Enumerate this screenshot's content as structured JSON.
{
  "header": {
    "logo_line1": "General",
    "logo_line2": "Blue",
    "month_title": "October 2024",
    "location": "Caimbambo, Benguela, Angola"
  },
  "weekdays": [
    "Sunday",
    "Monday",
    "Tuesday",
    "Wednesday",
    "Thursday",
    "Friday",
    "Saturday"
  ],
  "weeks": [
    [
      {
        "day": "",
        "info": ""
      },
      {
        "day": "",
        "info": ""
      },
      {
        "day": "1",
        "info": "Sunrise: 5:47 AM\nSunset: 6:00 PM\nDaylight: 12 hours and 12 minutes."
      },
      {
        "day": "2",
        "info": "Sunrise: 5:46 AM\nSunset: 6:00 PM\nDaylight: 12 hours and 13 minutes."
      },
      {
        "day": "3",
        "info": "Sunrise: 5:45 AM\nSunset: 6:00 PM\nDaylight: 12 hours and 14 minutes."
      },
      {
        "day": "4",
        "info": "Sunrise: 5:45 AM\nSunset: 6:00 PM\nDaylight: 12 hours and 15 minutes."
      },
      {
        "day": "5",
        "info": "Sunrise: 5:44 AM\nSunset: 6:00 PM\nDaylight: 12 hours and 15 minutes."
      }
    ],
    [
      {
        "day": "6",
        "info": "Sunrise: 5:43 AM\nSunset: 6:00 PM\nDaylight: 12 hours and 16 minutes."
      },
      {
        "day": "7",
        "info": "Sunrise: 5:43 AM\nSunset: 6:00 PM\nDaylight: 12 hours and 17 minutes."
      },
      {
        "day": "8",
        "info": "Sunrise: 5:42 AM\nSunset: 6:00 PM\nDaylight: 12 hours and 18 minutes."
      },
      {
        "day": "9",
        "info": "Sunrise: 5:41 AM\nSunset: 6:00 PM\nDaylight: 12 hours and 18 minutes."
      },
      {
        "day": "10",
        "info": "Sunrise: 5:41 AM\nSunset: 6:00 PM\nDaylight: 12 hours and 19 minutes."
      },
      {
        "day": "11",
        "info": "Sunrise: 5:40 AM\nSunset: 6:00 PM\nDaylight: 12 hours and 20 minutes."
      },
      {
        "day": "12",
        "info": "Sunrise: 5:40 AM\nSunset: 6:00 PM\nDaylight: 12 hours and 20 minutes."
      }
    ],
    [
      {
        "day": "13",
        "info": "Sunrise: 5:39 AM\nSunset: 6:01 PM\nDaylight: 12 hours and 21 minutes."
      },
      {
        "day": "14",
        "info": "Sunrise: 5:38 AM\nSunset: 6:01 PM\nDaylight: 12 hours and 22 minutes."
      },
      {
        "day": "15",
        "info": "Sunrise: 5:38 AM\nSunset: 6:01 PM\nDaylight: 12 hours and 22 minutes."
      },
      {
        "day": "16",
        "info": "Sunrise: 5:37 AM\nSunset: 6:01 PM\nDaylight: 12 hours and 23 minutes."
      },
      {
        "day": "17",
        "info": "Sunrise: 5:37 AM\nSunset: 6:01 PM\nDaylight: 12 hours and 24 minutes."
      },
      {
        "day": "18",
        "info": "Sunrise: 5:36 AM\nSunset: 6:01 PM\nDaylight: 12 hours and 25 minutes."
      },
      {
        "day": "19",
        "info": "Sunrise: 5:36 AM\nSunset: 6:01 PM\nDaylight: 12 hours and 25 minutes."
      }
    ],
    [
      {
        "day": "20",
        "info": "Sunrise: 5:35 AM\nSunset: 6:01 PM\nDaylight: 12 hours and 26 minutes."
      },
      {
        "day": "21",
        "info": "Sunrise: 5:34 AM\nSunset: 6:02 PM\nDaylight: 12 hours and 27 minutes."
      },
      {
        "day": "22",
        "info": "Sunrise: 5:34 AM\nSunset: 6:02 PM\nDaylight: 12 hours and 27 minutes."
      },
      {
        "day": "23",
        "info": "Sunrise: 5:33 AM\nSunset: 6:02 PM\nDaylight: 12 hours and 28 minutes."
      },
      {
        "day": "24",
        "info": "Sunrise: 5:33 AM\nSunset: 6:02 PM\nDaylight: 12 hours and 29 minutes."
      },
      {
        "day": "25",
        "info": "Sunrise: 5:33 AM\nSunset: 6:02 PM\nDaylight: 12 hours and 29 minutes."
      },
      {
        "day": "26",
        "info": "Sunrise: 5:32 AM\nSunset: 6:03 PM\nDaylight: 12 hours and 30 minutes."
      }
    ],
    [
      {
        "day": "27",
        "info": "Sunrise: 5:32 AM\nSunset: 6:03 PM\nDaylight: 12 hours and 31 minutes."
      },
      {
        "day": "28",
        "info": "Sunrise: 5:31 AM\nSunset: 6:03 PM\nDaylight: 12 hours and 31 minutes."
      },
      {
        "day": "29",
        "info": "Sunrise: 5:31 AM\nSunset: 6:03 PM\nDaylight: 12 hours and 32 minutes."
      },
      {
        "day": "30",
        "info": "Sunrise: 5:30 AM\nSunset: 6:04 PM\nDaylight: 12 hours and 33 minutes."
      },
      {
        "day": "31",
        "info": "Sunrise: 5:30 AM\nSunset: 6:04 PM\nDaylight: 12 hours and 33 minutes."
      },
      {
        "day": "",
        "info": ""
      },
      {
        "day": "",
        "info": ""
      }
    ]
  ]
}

=====

* [What to produce]
Type out the entries again, word for word.

* [Output]
Enumerate this screenshot's content as structured JSON.
{
  "header": {
    "logo_line1": "General",
    "logo_line2": "Blue",
    "month_title": "October 2024",
    "location": "Caimbambo, Benguela, Angola"
  },
  "weekdays": [
    "Sunday",
    "Monday",
    "Tuesday",
    "Wednesday",
    "Thursday",
    "Friday",
    "Saturday"
  ],
  "weeks": [
    [
      {
        "day": "",
        "info": ""
      },
      {
        "day": "",
        "info": ""
      },
      {
        "day": "1",
        "info": "Sunrise: 5:47 AM\nSunset: 6:00 PM\nDaylight: 12 hours and 12 minutes."
      },
      {
        "day": "2",
        "info": "Sunrise: 5:46 AM\nSunset: 6:00 PM\nDaylight: 12 hours and 13 minutes."
      },
      {
        "day": "3",
        "info": "Sunrise: 5:45 AM\nSunset: 6:00 PM\nDaylight: 12 hours and 14 minutes."
      },
      {
        "day": "4",
        "info": "Sunrise: 5:45 AM\nSunset: 6:00 PM\nDaylight: 12 hours and 15 minutes."
      },
      {
        "day": "5",
        "info": "Sunrise: 5:44 AM\nSunset: 6:00 PM\nDaylight: 12 hours and 15 minutes."
      }
    ],
    [
      {
        "day": "6",
        "info": "Sunrise: 5:43 AM\nSunset: 6:00 PM\nDaylight: 12 hours and 16 minutes."
      },
      {
        "day": "7",
        "info": "Sunrise: 5:43 AM\nSunset: 6:00 PM\nDaylight: 12 hours and 17 minutes."
      },
      {
        "day": "8",
        "info": "Sunrise: 5:42 AM\nSunset: 6:00 PM\nDaylight: 12 hours and 18 minutes."
      },
      {
        "day": "9",
        "info": "Sunrise: 5:41 AM\nSunset: 6:00 PM\nDaylight: 12 hours and 18 minutes."
      },
      {
        "day": "10",
        "info": "Sunrise: 5:41 AM\nSunset: 6:00 PM\nDaylight: 12 hours and 19 minutes."
      },
      {
        "day": "11",
        "info": "Sunrise: 5:40 AM\nSunset: 6:00 PM\nDaylight: 12 hours and 20 minutes."
      },
      {
        "day": "12",
        "info": "Sunrise: 5:40 AM\nSunset: 6:00 PM\nDaylight: 12 hours and 20 minutes."
      }
    ],
    [
      {
        "day": "13",
        "info": "Sunrise: 5:39 AM\nSunset: 6:01 PM\nDaylight: 12 hours and 21 minutes."
      },
      {
        "day": "14",
        "info": "Sunrise: 5:38 AM\nSunset: 6:01 PM\nDaylight: 12 hours and 22 minutes."
      },
      {
        "day": "15",
        "info": "Sunrise: 5:38 AM\nSunset: 6:01 PM\nDaylight: 12 hours and 22 minutes."
      },
      {
        "day": "16",
        "info": "Sunrise: 5:37 AM\nSunset: 6:01 PM\nDaylight: 12 hours and 23 minutes."
      },
      {
        "day": "17",
        "info": "Sunrise: 5:37 AM\nSunset: 6:01 PM\nDaylight: 12 hours and 24 minutes."
      },
      {
        "day": "18",
        "info": "Sunrise: 5:36 AM\nSunset: 6:01 PM\nDaylight: 12 hours and 25 minutes."
      },
      {
        "day": "19",
        "info": "Sunrise: 5:36 AM\nSunset: 6:01 PM\nDaylight: 12 hours and 25 minutes."
      }
    ],
    [
      {
        "day": "20",
        "info": "Sunrise: 5:35 AM\nSunset: 6:01 PM\nDaylight: 12 hours and 26 minutes."
      },
      {
        "day": "21",
        "info": "Sunrise: 5:34 AM\nSunset: 6:02 PM\nDaylight: 12 hours and 27 minutes."
      },
      {
        "day": "22",
        "info": "Sunrise: 5:34 AM\nSunset: 6:02 PM\nDaylight: 12 hours and 27 minutes."
      },
      {
        "day": "23",
        "info": "Sunrise: 5:33 AM\nSunset: 6:02 PM\nDaylight: 12 hours and 28 minutes."
      },
      {
        "day": "24",
        "info": "Sunrise: 5:33 AM\nSunset: 6:02 PM\nDaylight: 12 hours and 29 minutes."
      },
      {
        "day": "25",
        "info": "Sunrise: 5:33 AM\nSunset: 6:02 PM\nDaylight: 12 hours and 29 minutes."
      },
      {
        "day": "26",
        "info": "Sunrise: 5:32 AM\nSunset: 6:03 PM\nDaylight: 12 hours and 30 minutes."
      }
    ],
    [
      {
        "day": "27",
        "info": "Sunrise: 5:32 AM\nSunset: 6:03 PM\nDaylight: 12 hours and 31 minutes."
      },
      {
        "day": "28",
        "info": "Sunrise: 5:31 AM\nSunset: 6:03 PM\nDaylight: 12 hours and 31 minutes."
      },
      {
        "day": "29",
        "info": "Sunrise: 5:31 AM\nSunset: 6:03 PM\nDaylight: 12 hours and 32 minutes."
      },
      {
        "day": "30",
        "info": "Sunrise: 5:30 AM\nSunset: 6:04 PM\nDaylight: 12 hours and 33 minutes."
      },
      {
        "day": "31",
        "info": "Sunrise: 5:30 AM\nSunset: 6:04 PM\nDaylight: 12 hours and 33 minutes."
      },
      {
        "day": "",
        "info": ""
      },
      {
        "day": "",
        "info": ""
      }
    ]
  ]
}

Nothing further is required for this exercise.